Copy exactly, and only, the lines from the one with "Convert this screenshot" to the end of the listing; omit pictures.

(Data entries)
==============================

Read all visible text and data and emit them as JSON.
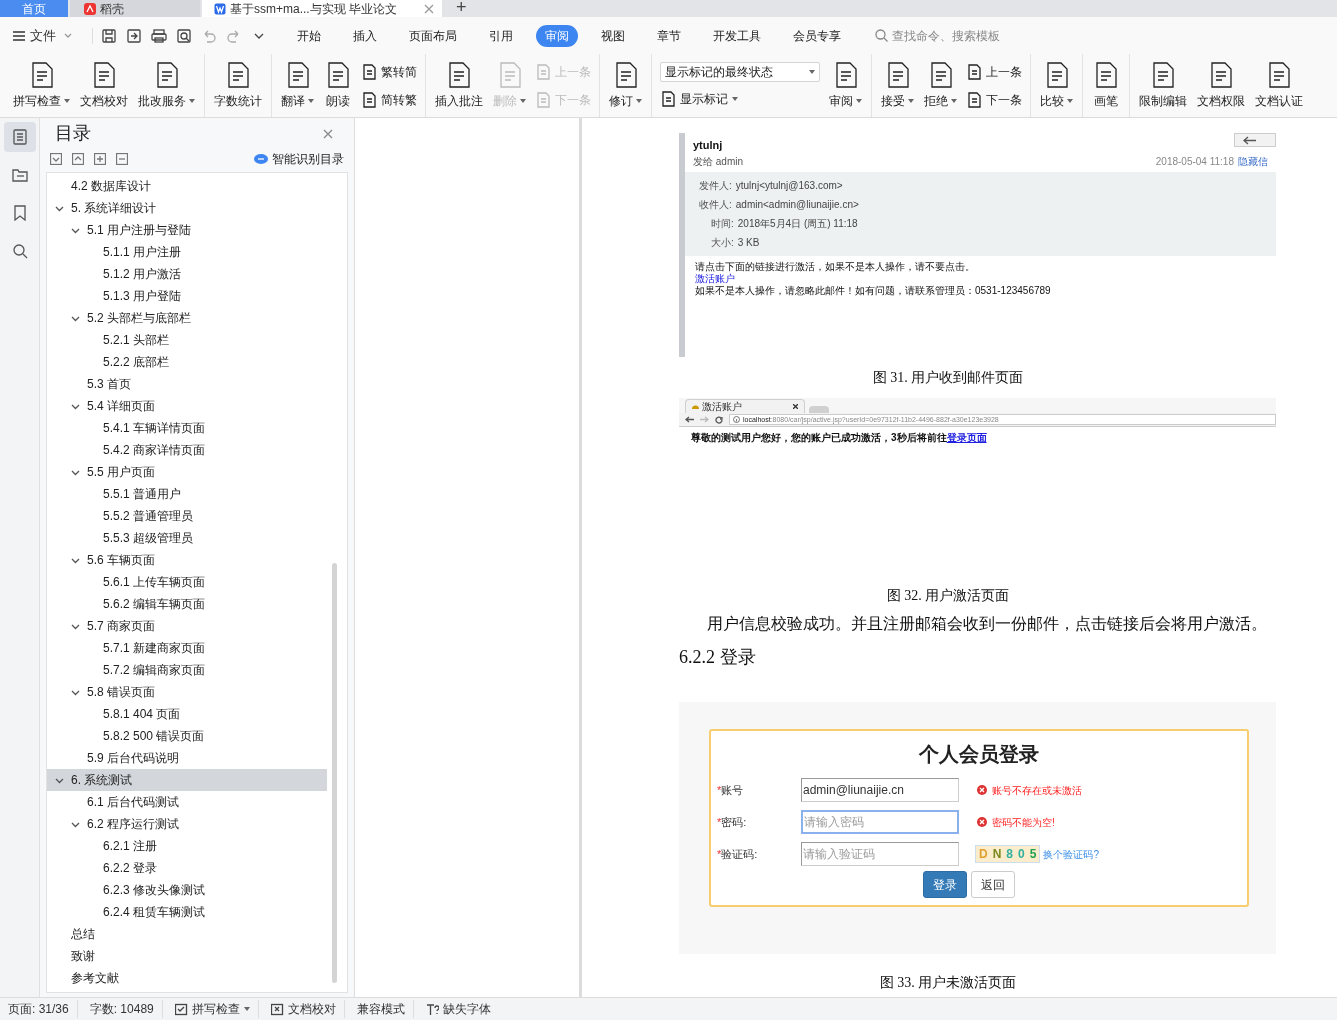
{
  "tabs": [
    {
      "label": "首页",
      "selected": false,
      "kind": "home"
    },
    {
      "label": "稻壳",
      "selected": false,
      "kind": "app"
    },
    {
      "label": "基于ssm+ma...与实现 毕业论文",
      "selected": true,
      "kind": "doc"
    }
  ],
  "new_tab": "+",
  "file_menu": "文件",
  "menu_tabs": [
    {
      "label": "开始",
      "selected": false
    },
    {
      "label": "插入",
      "selected": false
    },
    {
      "label": "页面布局",
      "selected": false
    },
    {
      "label": "引用",
      "selected": false
    },
    {
      "label": "审阅",
      "selected": true
    },
    {
      "label": "视图",
      "selected": false
    },
    {
      "label": "章节",
      "selected": false
    },
    {
      "label": "开发工具",
      "selected": false
    },
    {
      "label": "会员专享",
      "selected": false
    }
  ],
  "search": {
    "placeholder": "查找命令、搜索模板"
  },
  "ribbon_groups": [
    [
      {
        "kind": "large",
        "label": "拼写检查",
        "dropdown": true,
        "disabled": false
      },
      {
        "kind": "large",
        "label": "文档校对",
        "dropdown": false,
        "disabled": false
      },
      {
        "kind": "large",
        "label": "批改服务",
        "dropdown": true,
        "disabled": false
      }
    ],
    [
      {
        "kind": "large",
        "label": "字数统计",
        "dropdown": false,
        "disabled": false
      }
    ],
    [
      {
        "kind": "large",
        "label": "翻译",
        "dropdown": true,
        "disabled": false
      },
      {
        "kind": "large",
        "label": "朗读",
        "dropdown": false,
        "disabled": false
      },
      {
        "kind": "stack",
        "items": [
          {
            "kind": "small",
            "label": "繁转简",
            "dropdown": false,
            "disabled": false
          },
          {
            "kind": "small",
            "label": "简转繁",
            "dropdown": false,
            "disabled": false
          }
        ]
      }
    ],
    [
      {
        "kind": "large",
        "label": "插入批注",
        "dropdown": false,
        "disabled": false
      },
      {
        "kind": "large",
        "label": "删除",
        "dropdown": true,
        "disabled": true
      },
      {
        "kind": "stack",
        "items": [
          {
            "kind": "small",
            "label": "上一条",
            "dropdown": false,
            "disabled": true
          },
          {
            "kind": "small",
            "label": "下一条",
            "dropdown": false,
            "disabled": true
          }
        ]
      }
    ],
    [
      {
        "kind": "large",
        "label": "修订",
        "dropdown": true,
        "disabled": false
      }
    ],
    [
      {
        "kind": "stack",
        "items": [
          {
            "kind": "select",
            "value": "显示标记的最终状态"
          },
          {
            "kind": "small",
            "label": "显示标记",
            "dropdown": true,
            "disabled": false
          }
        ]
      },
      {
        "kind": "large",
        "label": "审阅",
        "dropdown": true,
        "disabled": false
      }
    ],
    [
      {
        "kind": "large",
        "label": "接受",
        "dropdown": true,
        "disabled": false
      },
      {
        "kind": "large",
        "label": "拒绝",
        "dropdown": true,
        "disabled": false
      },
      {
        "kind": "stack",
        "items": [
          {
            "kind": "small",
            "label": "上一条",
            "dropdown": false,
            "disabled": false
          },
          {
            "kind": "small",
            "label": "下一条",
            "dropdown": false,
            "disabled": false
          }
        ]
      }
    ],
    [
      {
        "kind": "large",
        "label": "比较",
        "dropdown": true,
        "disabled": false
      }
    ],
    [
      {
        "kind": "large",
        "label": "画笔",
        "dropdown": false,
        "disabled": false
      }
    ],
    [
      {
        "kind": "large",
        "label": "限制编辑",
        "dropdown": false,
        "disabled": false
      },
      {
        "kind": "large",
        "label": "文档权限",
        "dropdown": false,
        "disabled": false
      },
      {
        "kind": "large",
        "label": "文档认证",
        "dropdown": false,
        "disabled": false
      }
    ]
  ],
  "side_nav": [
    {
      "selected": true
    },
    {
      "selected": false
    },
    {
      "selected": false
    },
    {
      "selected": false
    }
  ],
  "toc": {
    "title": "目录",
    "smart_button": "智能识别目录",
    "items": [
      {
        "label": "4.2 数据库设计",
        "selected": false
      },
      {
        "label": "5. 系统详细设计",
        "selected": false,
        "expanded": true,
        "children": [
          {
            "label": "5.1 用户注册与登陆",
            "selected": false,
            "expanded": true,
            "children": [
              {
                "label": "5.1.1 用户注册",
                "selected": false
              },
              {
                "label": "5.1.2 用户激活",
                "selected": false
              },
              {
                "label": "5.1.3 用户登陆",
                "selected": false
              }
            ]
          },
          {
            "label": "5.2 头部栏与底部栏",
            "selected": false,
            "expanded": true,
            "children": [
              {
                "label": "5.2.1 头部栏",
                "selected": false
              },
              {
                "label": "5.2.2 底部栏",
                "selected": false
              }
            ]
          },
          {
            "label": "5.3 首页",
            "selected": false
          },
          {
            "label": "5.4 详细页面",
            "selected": false,
            "expanded": true,
            "children": [
              {
                "label": "5.4.1 车辆详情页面",
                "selected": false
              },
              {
                "label": "5.4.2 商家详情页面",
                "selected": false
              }
            ]
          },
          {
            "label": "5.5 用户页面",
            "selected": false,
            "expanded": true,
            "children": [
              {
                "label": "5.5.1 普通用户",
                "selected": false
              },
              {
                "label": "5.5.2 普通管理员",
                "selected": false
              },
              {
                "label": "5.5.3 超级管理员",
                "selected": false
              }
            ]
          },
          {
            "label": "5.6 车辆页面",
            "selected": false,
            "expanded": true,
            "children": [
              {
                "label": "5.6.1 上传车辆页面",
                "selected": false
              },
              {
                "label": "5.6.2 编辑车辆页面",
                "selected": false
              }
            ]
          },
          {
            "label": "5.7 商家页面",
            "selected": false,
            "expanded": true,
            "children": [
              {
                "label": "5.7.1 新建商家页面",
                "selected": false
              },
              {
                "label": "5.7.2 编辑商家页面",
                "selected": false
              }
            ]
          },
          {
            "label": "5.8 错误页面",
            "selected": false,
            "expanded": true,
            "children": [
              {
                "label": "5.8.1 404 页面",
                "selected": false
              },
              {
                "label": "5.8.2 500 错误页面",
                "selected": false
              }
            ]
          },
          {
            "label": "5.9 后台代码说明",
            "selected": false
          }
        ]
      },
      {
        "label": "6. 系统测试",
        "selected": true,
        "expanded": true,
        "children": [
          {
            "label": "6.1 后台代码测试",
            "selected": false
          },
          {
            "label": "6.2 程序运行测试",
            "selected": false,
            "expanded": true,
            "children": [
              {
                "label": "6.2.1 注册",
                "selected": false
              },
              {
                "label": "6.2.2 登录",
                "selected": false
              },
              {
                "label": "6.2.3 修改头像测试",
                "selected": false
              },
              {
                "label": "6.2.4 租赁车辆测试",
                "selected": false
              }
            ]
          }
        ]
      },
      {
        "label": "总结",
        "selected": false
      },
      {
        "label": "致谢",
        "selected": false
      },
      {
        "label": "参考文献",
        "selected": false
      }
    ]
  },
  "document": {
    "email": {
      "sender": "ytulnj",
      "to_line": "发给 admin",
      "date": "2018-05-04 11:18",
      "hide_link": "隐藏信",
      "details": [
        {
          "label": "发件人:",
          "value": "ytulnj<ytulnj@163.com>"
        },
        {
          "label": "收件人:",
          "value": "admin<admin@liunaijie.cn>"
        },
        {
          "label": "时间:",
          "value": "2018年5月4日 (周五) 11:18"
        },
        {
          "label": "大小:",
          "value": "3 KB"
        }
      ],
      "body": "请点击下面的链接进行激活，如果不是本人操作，请不要点击。",
      "link": "激活账户",
      "footer": "如果不是本人操作，请忽略此邮件！如有问题，请联系管理员：0531-123456789"
    },
    "caption_1": "图 31. 用户收到邮件页面",
    "browser": {
      "tab": "激活账户",
      "url_host": "localhost",
      "url_rest": ":8080/car/jsp/active.jsp?userId=0e97312f-11b2-4496-882f-a30e123e3928",
      "message": "尊敬的测试用户您好，您的账户已成功激活，3秒后将前往",
      "link": "登录页面"
    },
    "caption_2": "图 32. 用户激活页面",
    "paragraph": "用户信息校验成功。并且注册邮箱会收到一份邮件，点击链接后会将用户激活。",
    "heading": "6.2.2 登录",
    "login": {
      "title": "个人会员登录",
      "required_mark": "*",
      "fields": [
        {
          "label": "账号",
          "value": "admin@liunaijie.cn",
          "focused": false,
          "error": "账号不存在或未激活"
        },
        {
          "label": "密码:",
          "placeholder": "请输入密码",
          "focused": true,
          "error": "密码不能为空!"
        },
        {
          "label": "验证码:",
          "placeholder": "请输入验证码",
          "focused": false
        }
      ],
      "captcha": [
        {
          "char": "D",
          "color": "#e0a030"
        },
        {
          "char": "N",
          "color": "#7a8a20"
        },
        {
          "char": "8",
          "color": "#30b0a0"
        },
        {
          "char": "0",
          "color": "#30b0a0"
        },
        {
          "char": "5",
          "color": "#20a050"
        }
      ],
      "captcha_link": "换个验证码?",
      "buttons": [
        {
          "label": "登录",
          "kind": "primary"
        },
        {
          "label": "返回",
          "kind": "default"
        }
      ]
    },
    "caption_3": "图 33. 用户未激活页面"
  },
  "status_bar": [
    {
      "kind": "text",
      "label": "页面: 31/36"
    },
    {
      "kind": "text",
      "label": "字数: 10489"
    },
    {
      "kind": "check",
      "label": "拼写检查",
      "dropdown": true
    },
    {
      "kind": "proof",
      "label": "文档校对",
      "dropdown": false
    },
    {
      "kind": "text",
      "label": "兼容模式"
    },
    {
      "kind": "font",
      "label": "缺失字体",
      "dropdown": false
    }
  ]
}
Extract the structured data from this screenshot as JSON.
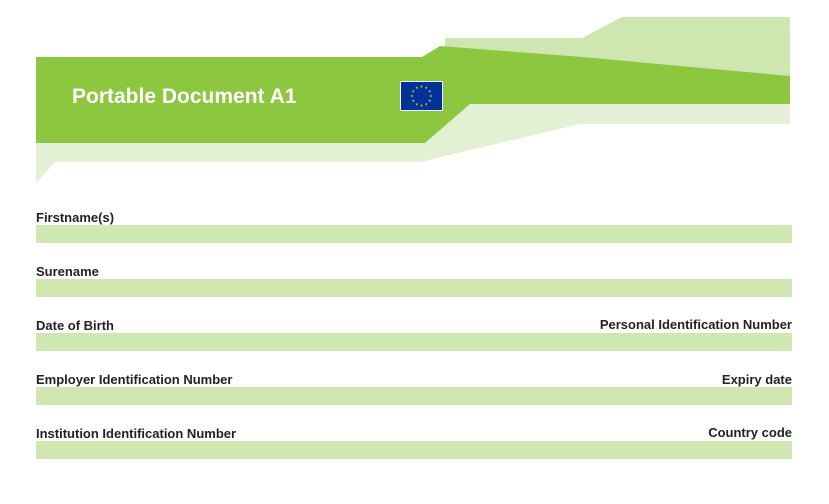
{
  "document": {
    "title": "Portable Document A1"
  },
  "colors": {
    "primary_green": "#8dc63f",
    "light_green": "#cfe6b0",
    "pale_green": "#e3f0d3",
    "field_fill": "#d1e7b1",
    "eu_blue": "#003399",
    "eu_star": "#ffcc00"
  },
  "icons": {
    "flag": "eu-flag-icon"
  },
  "fields": {
    "firstnames": {
      "label": "Firstname(s)",
      "value": ""
    },
    "surname": {
      "label": "Surename",
      "value": ""
    },
    "date_of_birth": {
      "label": "Date of Birth",
      "value": ""
    },
    "personal_id": {
      "label": "Personal Identification Number",
      "value": ""
    },
    "employer_id": {
      "label": "Employer Identification Number",
      "value": ""
    },
    "expiry_date": {
      "label": "Expiry date",
      "value": ""
    },
    "institution_id": {
      "label": "Institution Identification Number",
      "value": ""
    },
    "country_code": {
      "label": "Country code",
      "value": ""
    }
  }
}
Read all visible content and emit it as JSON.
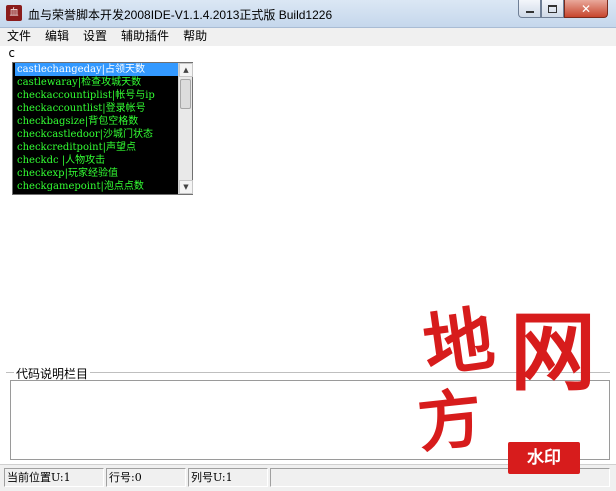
{
  "window": {
    "title": "血与荣誉脚本开发2008IDE-V1.1.4.2013正式版 Build1226",
    "app_icon_text": "血"
  },
  "menu": [
    "文件",
    "编辑",
    "设置",
    "辅助插件",
    "帮助"
  ],
  "editor": {
    "text": "c"
  },
  "autocomplete": {
    "selected_index": 0,
    "items": [
      "castlechangeday|占领天数",
      "castlewaray|检查攻城天数",
      "checkaccountiplist|帐号与ip",
      "checkaccountlist|登录帐号",
      "checkbagsize|背包空格数",
      "checkcastledoor|沙城门状态",
      "checkcreditpoint|声望点",
      "checkdc |人物攻击",
      "checkexp|玩家经验值",
      "checkgamepoint|泡点点数"
    ]
  },
  "description_panel": {
    "label": "代码说明栏目"
  },
  "statusbar": {
    "position": "当前位置U:1",
    "row": "行号:0",
    "col": "列号U:1"
  },
  "watermark": {
    "chars": [
      "地",
      "网",
      "方"
    ],
    "stamp": "水印"
  },
  "colors": {
    "autocomplete_bg": "#000000",
    "autocomplete_text": "#33ff33",
    "selection": "#3399ff",
    "watermark": "#d71c1c"
  }
}
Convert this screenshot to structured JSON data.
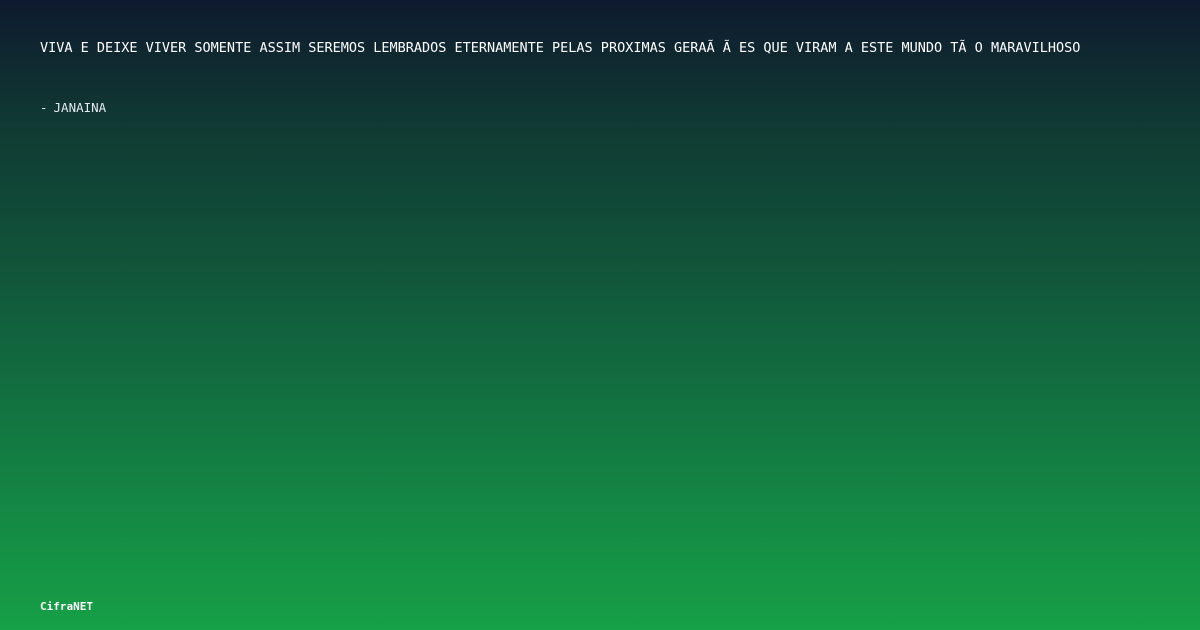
{
  "quote": {
    "text": "VIVA E DEIXE VIVER SOMENTE ASSIM SEREMOS LEMBRADOS ETERNAMENTE PELAS PROXIMAS GERAÃ Ã ES QUE VIRAM A ESTE MUNDO TÃ O MARAVILHOSO",
    "author_prefix": "-",
    "author": "JANAINA"
  },
  "brand": {
    "name": "CifraNET"
  },
  "colors": {
    "background_top": "#0e1a2e",
    "background_bottom": "#16a047",
    "text": "#ffffff"
  }
}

==============================

• _OUTPUT OF THE TASK_:
Convert this screenshot to structured JSON data.
{
  "quote": {
    "text": "VIVA E DEIXE VIVER SOMENTE ASSIM SEREMOS LEMBRADOS ETERNAMENTE PELAS PROXIMAS GERAÃ Ã ES QUE VIRAM A ESTE MUNDO TÃ O MARAVILHOSO",
    "author_prefix": "-",
    "author": "JANAINA"
  },
  "brand": {
    "name": "CifraNET"
  },
  "colors": {
    "background_top": "#0e1a2e",
    "background_bottom": "#16a047",
    "text": "#ffffff"
  }
}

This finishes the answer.